* **Material for the task**

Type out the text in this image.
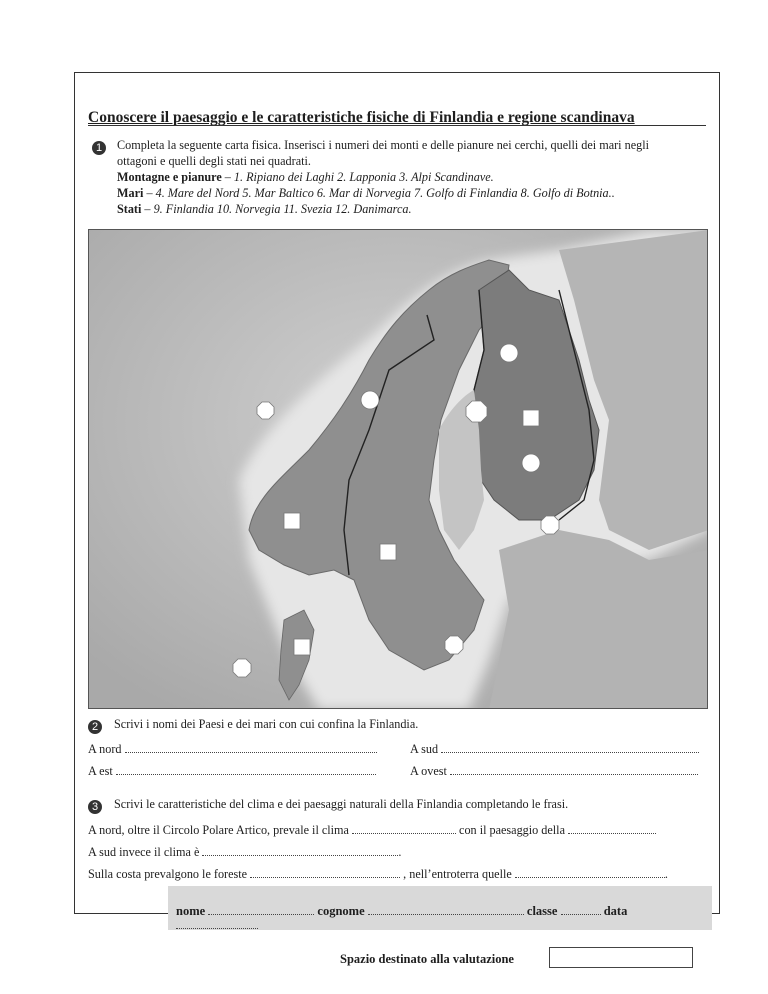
Conoscere il paesaggio e le caratteristiche fisiche di Finlandia e regione scandinava
1	Completa la seguente carta fisica. Inserisci i numeri dei monti e delle pianure nei cerchi, quelli dei mari negli
ottagoni e quelli degli stati nei quadrati.
Montagne e pianure – 1. Ripiano dei Laghi 2. Lapponia 3. Alpi Scandinave.
Mari – 4. Mare del Nord 5. Mar Baltico 6. Mar di Norvegia 7. Golfo di Finlandia 8. Golfo di Botnia..
Stati – 9. Finlandia 10. Norvegia 11. Svezia 12. Danimarca.
2	Scrivi i nomi dei Paesi e dei mari con cui confina la Finlandia.
A nord	A sud
A est	A ovest
3	Scrivi le caratteristiche del clima e dei paesaggi naturali della Finlandia completando le frasi.
A nord, oltre il Circolo Polare Artico, prevale il clima	con il paesaggio della
A sud invece il clima è	.
Sulla costa prevalgono le foreste	, nell’entroterra quelle	.
nome	cognome	classe	data
Spazio destinato alla valutazione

* **Task prompt**
From the records above, pull out every line containing the word "paesaggio".

* **Written reply**
Conoscere il paesaggio e le caratteristiche fisiche di Finlandia e regione scandinava
A nord, oltre il Circolo Polare Artico, prevale il clima	con il paesaggio della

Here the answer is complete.